WHAT TO PRODUCE: Your task is to give the listing below back word for word, pictures excluded.

'''

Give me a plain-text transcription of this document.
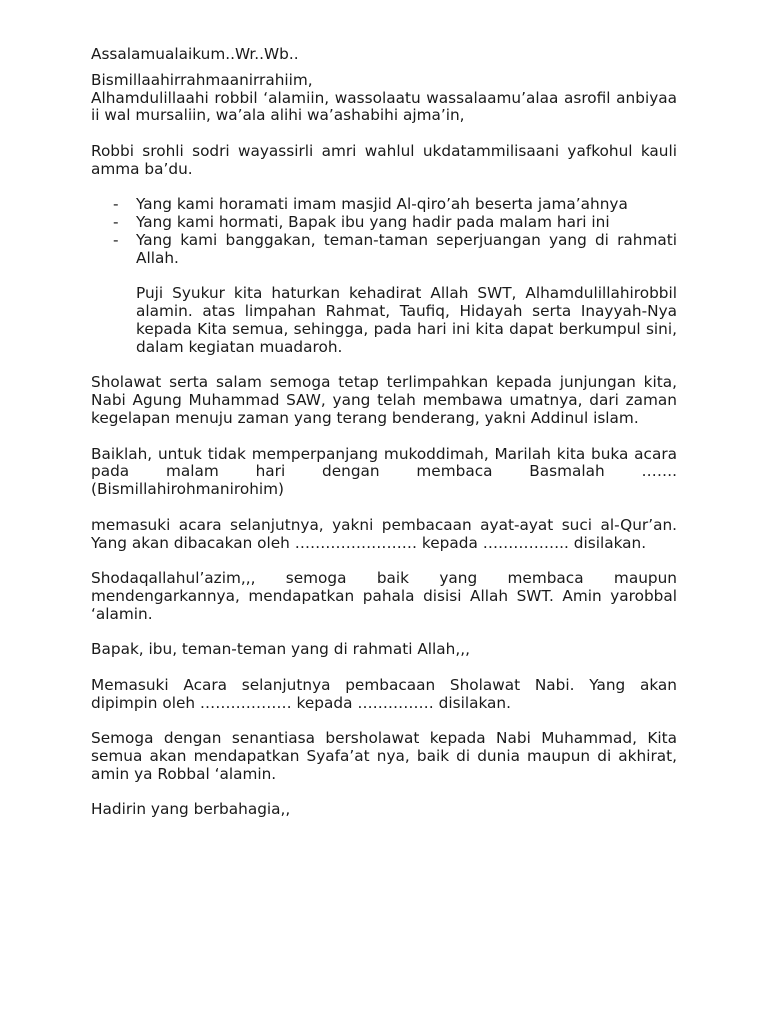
Assalamualaikum..Wr..Wb..

Bismillaahirrahmaanirrahiim,

Alhamdulillaahi robbil ‘alamiin, wassolaatu wassalaamu’alaa asrofil anbiyaa ii wal mursaliin, wa’ala alihi wa’ashabihi ajma’in,

Robbi srohli sodri wayassirli amri wahlul ukdatammilisaani yafkohul kauli amma ba’du.

- Yang kami horamati imam masjid Al-qiro’ah beserta jama’ahnya
- Yang kami hormati, Bapak ibu yang hadir pada malam hari ini
- Yang kami banggakan, teman-taman seperjuangan yang di rahmati Allah.

Puji Syukur kita haturkan kehadirat Allah SWT, Alhamdulillahirobbil alamin. atas limpahan Rahmat, Taufiq, Hidayah serta Inayyah-Nya kepada Kita semua, sehingga, pada hari ini kita dapat berkumpul sini, dalam kegiatan muadaroh.

Sholawat serta salam semoga tetap terlimpahkan kepada junjungan kita, Nabi Agung Muhammad SAW, yang telah membawa umatnya, dari zaman kegelapan menuju zaman yang terang benderang, yakni Addinul islam.

Baiklah, untuk tidak memperpanjang mukoddimah, Marilah kita buka acara pada malam hari dengan membaca Basmalah ……. (Bismillahirohmanirohim)

memasuki acara selanjutnya, yakni pembacaan ayat-ayat suci al-Qur’an. Yang akan dibacakan oleh …………………… kepada …………….. disilakan.

Shodaqallahul’azim,,, semoga baik yang membaca maupun mendengarkannya, mendapatkan pahala disisi Allah SWT. Amin yarobbal ‘alamin.

Bapak, ibu, teman-teman yang di rahmati Allah,,,

Memasuki Acara selanjutnya pembacaan Sholawat Nabi. Yang akan dipimpin oleh ……………… kepada …………… disilakan.

Semoga dengan senantiasa bersholawat kepada Nabi Muhammad, Kita semua akan mendapatkan Syafa’at nya, baik di dunia maupun di akhirat, amin ya Robbal ‘alamin.

Hadirin yang berbahagia,,
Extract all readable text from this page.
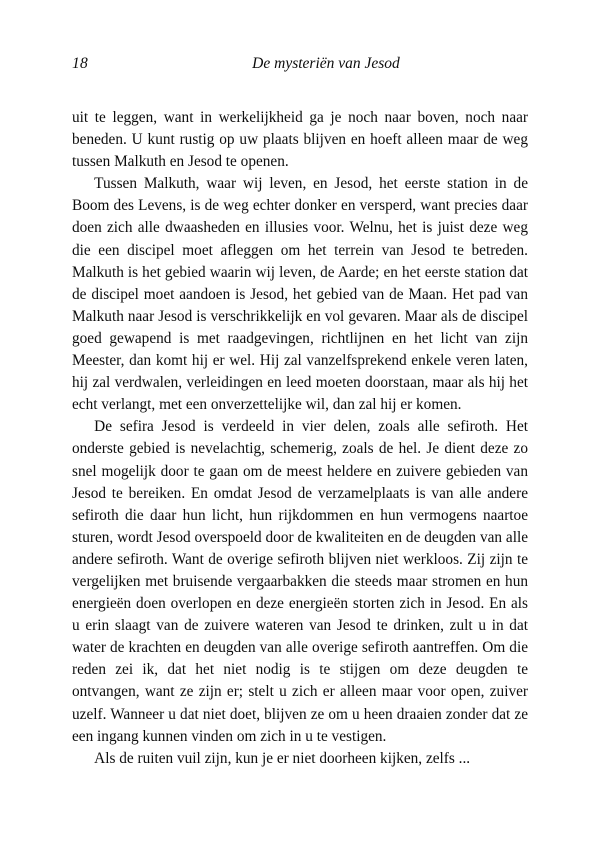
18	De mysteriën van Jesod

uit te leggen, want in werkelijkheid ga je noch naar boven, noch naar beneden. U kunt rustig op uw plaats blijven en hoeft alleen maar de weg tussen Malkuth en Jesod te openen.

Tussen Malkuth, waar wij leven, en Jesod, het eerste station in de Boom des Levens, is de weg echter donker en versperd, want precies daar doen zich alle dwaasheden en illusies voor. Welnu, het is juist deze weg die een discipel moet afleggen om het terrein van Jesod te betreden. Malkuth is het gebied waarin wij leven, de Aarde; en het eerste station dat de discipel moet aandoen is Jesod, het gebied van de Maan. Het pad van Malkuth naar Jesod is verschrikkelijk en vol gevaren. Maar als de discipel goed gewapend is met raadgevingen, richtlijnen en het licht van zijn Meester, dan komt hij er wel. Hij zal vanzelfsprekend enkele veren laten, hij zal verdwalen, verleidingen en leed moeten doorstaan, maar als hij het echt verlangt, met een onverzettelijke wil, dan zal hij er komen.

De sefira Jesod is verdeeld in vier delen, zoals alle sefiroth. Het onderste gebied is nevelachtig, schemerig, zoals de hel. Je dient deze zo snel mogelijk door te gaan om de meest heldere en zuivere gebieden van Jesod te bereiken. En omdat Jesod de verzamelplaats is van alle andere sefiroth die daar hun licht, hun rijkdommen en hun vermogens naartoe sturen, wordt Jesod overspoeld door de kwaliteiten en de deugden van alle andere sefiroth. Want de overige sefiroth blijven niet werkloos. Zij zijn te vergelijken met bruisende vergaarbakken die steeds maar stromen en hun energieën doen overlopen en deze energieën storten zich in Jesod. En als u erin slaagt van de zuivere wateren van Jesod te drinken, zult u in dat water de krachten en deugden van alle overige sefiroth aantreffen. Om die reden zei ik, dat het niet nodig is te stijgen om deze deugden te ontvangen, want ze zijn er; stelt u zich er alleen maar voor open, zuiver uzelf. Wanneer u dat niet doet, blijven ze om u heen draaien zonder dat ze een ingang kunnen vinden om zich in u te vestigen.

Als de ruiten vuil zijn, kun je er niet doorheen kijken, zelfs ...
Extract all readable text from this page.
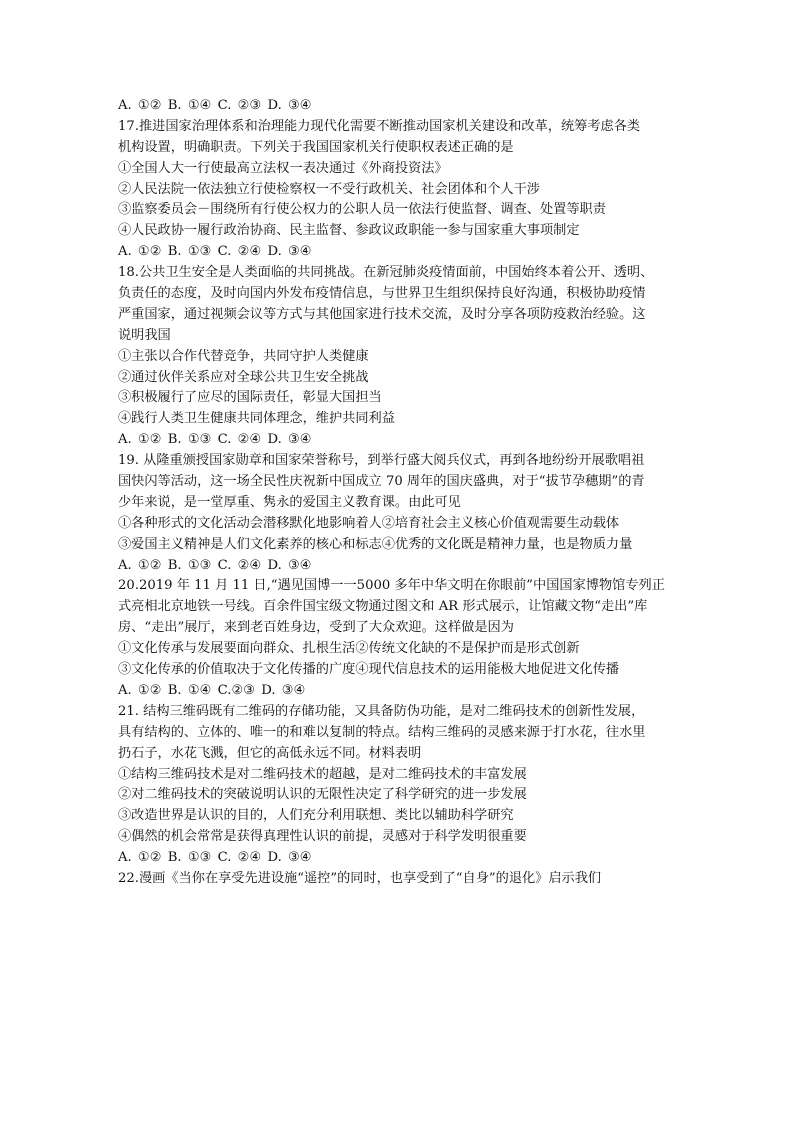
A. ①② B. ①④ C. ②③ D. ③④
17.推进国家治理体系和治理能力现代化需要不断推动国家机关建设和改革，统筹考虑各类
机构设置，明确职责。下列关于我国国家机关行使职权表述正确的是
①全国人大一行使最高立法权一表决通过《外商投资法》
②人民法院一依法独立行使检察权一不受行政机关、社会团体和个人干涉
③监察委员会－围绕所有行使公权力的公职人员一依法行使监督、调查、处置等职责
④人民政协一履行政治协商、民主监督、参政议政职能一参与国家重大事项制定
A. ①② B. ①③ C. ②④ D. ③④
18.公共卫生安全是人类面临的共同挑战。在新冠肺炎疫情面前，中国始终本着公开、透明、
负责任的态度，及时向国内外发布疫情信息，与世界卫生组织保持良好沟通，积极协助疫情
严重国家，通过视频会议等方式与其他国家进行技术交流，及时分享各项防疫救治经验。这
说明我国
①主张以合作代替竞争，共同守护人类健康
②通过伙伴关系应对全球公共卫生安全挑战
③积极履行了应尽的国际责任，彰显大国担当
④践行人类卫生健康共同体理念，维护共同利益
A. ①② B. ①③ C. ②④ D. ③④
19. 从隆重颁授国家勋章和国家荣誉称号，到举行盛大阅兵仪式，再到各地纷纷开展歌唱祖
国快闪等活动，这一场全民性庆祝新中国成立 70 周年的国庆盛典，对于“拔节孕穗期”的青
少年来说，是一堂厚重、隽永的爱国主义教育课。由此可见
①各种形式的文化活动会潜移默化地影响着人②培育社会主义核心价值观需要生动载体
③爱国主义精神是人们文化素养的核心和标志④优秀的文化既是精神力量，也是物质力量
A. ①② B. ①③ C. ②④ D. ③④
20.2019 年 11 月 11 日,“遇见国博一一5000 多年中华文明在你眼前”中国国家博物馆专列正
式亮相北京地铁一号线。百余件国宝级文物通过图文和 AR 形式展示，让馆藏文物“走出”库
房、“走出”展厅，来到老百姓身边，受到了大众欢迎。这样做是因为
①文化传承与发展要面向群众、扎根生活②传统文化缺的不是保护而是形式创新
③文化传承的价值取决于文化传播的广度④现代信息技术的运用能极大地促进文化传播
A. ①② B. ①④ C.②③ D. ③④
21. 结构三维码既有二维码的存储功能，又具备防伪功能，是对二维码技术的创新性发展，
具有结构的、立体的、唯一的和难以复制的特点。结构三维码的灵感来源于打水花，往水里
扔石子，水花飞溅，但它的高低永远不同。材料表明
①结构三维码技术是对二维码技术的超越，是对二维码技术的丰富发展
②对二维码技术的突破说明认识的无限性决定了科学研究的进一步发展
③改造世界是认识的目的，人们充分利用联想、类比以辅助科学研究
④偶然的机会常常是获得真理性认识的前提，灵感对于科学发明很重要
A. ①② B. ①③ C. ②④ D. ③④
22.漫画《当你在享受先进设施“遥控”的同时，也享受到了“自身”的退化》启示我们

'''

RESPONSE:
Give me a plain-text transcription of this document.
Assalamualaikum..Wr..Wb..

Bismillaahirrahmaanirrahiim,

Alhamdulillaahi robbil ‘alamiin, wassolaatu wassalaamu’alaa asrofil anbiyaa ii wal mursaliin, wa’ala alihi wa’ashabihi ajma’in,

Robbi srohli sodri wayassirli amri wahlul ukdatammilisaani yafkohul kauli amma ba’du.

- Yang kami horamati imam masjid Al-qiro’ah beserta jama’ahnya
- Yang kami hormati, Bapak ibu yang hadir pada malam hari ini
- Yang kami banggakan, teman-taman seperjuangan yang di rahmati Allah.

Puji Syukur kita haturkan kehadirat Allah SWT, Alhamdulillahirobbil alamin. atas limpahan Rahmat, Taufiq, Hidayah serta Inayyah-Nya kepada Kita semua, sehingga, pada hari ini kita dapat berkumpul sini, dalam kegiatan muadaroh.

Sholawat serta salam semoga tetap terlimpahkan kepada junjungan kita, Nabi Agung Muhammad SAW, yang telah membawa umatnya, dari zaman kegelapan menuju zaman yang terang benderang, yakni Addinul islam.

Baiklah, untuk tidak memperpanjang mukoddimah, Marilah kita buka acara pada malam hari dengan membaca Basmalah ……. (Bismillahirohmanirohim)

memasuki acara selanjutnya, yakni pembacaan ayat-ayat suci al-Qur’an. Yang akan dibacakan oleh …………………… kepada …………….. disilakan.

Shodaqallahul’azim,,, semoga baik yang membaca maupun mendengarkannya, mendapatkan pahala disisi Allah SWT. Amin yarobbal ‘alamin.

Bapak, ibu, teman-teman yang di rahmati Allah,,,

Memasuki Acara selanjutnya pembacaan Sholawat Nabi. Yang akan dipimpin oleh ……………… kepada …………… disilakan.

Semoga dengan senantiasa bersholawat kepada Nabi Muhammad, Kita semua akan mendapatkan Syafa’at nya, baik di dunia maupun di akhirat, amin ya Robbal ‘alamin.

Hadirin yang berbahagia,,
Extract all readable text from this page.
18	De mysteriën van Jesod

uit te leggen, want in werkelijkheid ga je noch naar boven, noch naar beneden. U kunt rustig op uw plaats blijven en hoeft alleen maar de weg tussen Malkuth en Jesod te openen.

Tussen Malkuth, waar wij leven, en Jesod, het eerste station in de Boom des Levens, is de weg echter donker en versperd, want precies daar doen zich alle dwaasheden en illusies voor. Welnu, het is juist deze weg die een discipel moet afleggen om het terrein van Jesod te betreden. Malkuth is het gebied waarin wij leven, de Aarde; en het eerste station dat de discipel moet aandoen is Jesod, het gebied van de Maan. Het pad van Malkuth naar Jesod is verschrikkelijk en vol gevaren. Maar als de discipel goed gewapend is met raadgevingen, richtlijnen en het licht van zijn Meester, dan komt hij er wel. Hij zal vanzelfsprekend enkele veren laten, hij zal verdwalen, verleidingen en leed moeten doorstaan, maar als hij het echt verlangt, met een onverzettelijke wil, dan zal hij er komen.

De sefira Jesod is verdeeld in vier delen, zoals alle sefiroth. Het onderste gebied is nevelachtig, schemerig, zoals de hel. Je dient deze zo snel mogelijk door te gaan om de meest heldere en zuivere gebieden van Jesod te bereiken. En omdat Jesod de verzamelplaats is van alle andere sefiroth die daar hun licht, hun rijkdommen en hun vermogens naartoe sturen, wordt Jesod overspoeld door de kwaliteiten en de deugden van alle andere sefiroth. Want de overige sefiroth blijven niet werkloos. Zij zijn te vergelijken met bruisende vergaarbakken die steeds maar stromen en hun energieën doen overlopen en deze energieën storten zich in Jesod. En als u erin slaagt van de zuivere wateren van Jesod te drinken, zult u in dat water de krachten en deugden van alle overige sefiroth aantreffen. Om die reden zei ik, dat het niet nodig is te stijgen om deze deugden te ontvangen, want ze zijn er; stelt u zich er alleen maar voor open, zuiver uzelf. Wanneer u dat niet doet, blijven ze om u heen draaien zonder dat ze een ingang kunnen vinden om zich in u te vestigen.

Als de ruiten vuil zijn, kun je er niet doorheen kijken, zelfs ...
Extract all readable text from this page.
A. ①② B. ①④ C. ②③ D. ③④
17.推进国家治理体系和治理能力现代化需要不断推动国家机关建设和改革，统筹考虑各类
机构设置，明确职责。下列关于我国国家机关行使职权表述正确的是
①全国人大一行使最高立法权一表决通过《外商投资法》
②人民法院一依法独立行使检察权一不受行政机关、社会团体和个人干涉
③监察委员会－围绕所有行使公权力的公职人员一依法行使监督、调查、处置等职责
④人民政协一履行政治协商、民主监督、参政议政职能一参与国家重大事项制定
A. ①② B. ①③ C. ②④ D. ③④
18.公共卫生安全是人类面临的共同挑战。在新冠肺炎疫情面前，中国始终本着公开、透明、
负责任的态度，及时向国内外发布疫情信息，与世界卫生组织保持良好沟通，积极协助疫情
严重国家，通过视频会议等方式与其他国家进行技术交流，及时分享各项防疫救治经验。这
说明我国
①主张以合作代替竞争，共同守护人类健康
②通过伙伴关系应对全球公共卫生安全挑战
③积极履行了应尽的国际责任，彰显大国担当
④践行人类卫生健康共同体理念，维护共同利益
A. ①② B. ①③ C. ②④ D. ③④
19. 从隆重颁授国家勋章和国家荣誉称号，到举行盛大阅兵仪式，再到各地纷纷开展歌唱祖
国快闪等活动，这一场全民性庆祝新中国成立 70 周年的国庆盛典，对于“拔节孕穗期”的青
少年来说，是一堂厚重、隽永的爱国主义教育课。由此可见
①各种形式的文化活动会潜移默化地影响着人②培育社会主义核心价值观需要生动载体
③爱国主义精神是人们文化素养的核心和标志④优秀的文化既是精神力量，也是物质力量
A. ①② B. ①③ C. ②④ D. ③④
20.2019 年 11 月 11 日,“遇见国博一一5000 多年中华文明在你眼前”中国国家博物馆专列正
式亮相北京地铁一号线。百余件国宝级文物通过图文和 AR 形式展示，让馆藏文物“走出”库
房、“走出”展厅，来到老百姓身边，受到了大众欢迎。这样做是因为
①文化传承与发展要面向群众、扎根生活②传统文化缺的不是保护而是形式创新
③文化传承的价值取决于文化传播的广度④现代信息技术的运用能极大地促进文化传播
A. ①② B. ①④ C.②③ D. ③④
21. 结构三维码既有二维码的存储功能，又具备防伪功能，是对二维码技术的创新性发展，
具有结构的、立体的、唯一的和难以复制的特点。结构三维码的灵感来源于打水花，往水里
扔石子，水花飞溅，但它的高低永远不同。材料表明
①结构三维码技术是对二维码技术的超越，是对二维码技术的丰富发展
②对二维码技术的突破说明认识的无限性决定了科学研究的进一步发展
③改造世界是认识的目的，人们充分利用联想、类比以辅助科学研究
④偶然的机会常常是获得真理性认识的前提，灵感对于科学发明很重要
A. ①② B. ①③ C. ②④ D. ③④
22.漫画《当你在享受先进设施“遥控”的同时，也享受到了“自身”的退化》启示我们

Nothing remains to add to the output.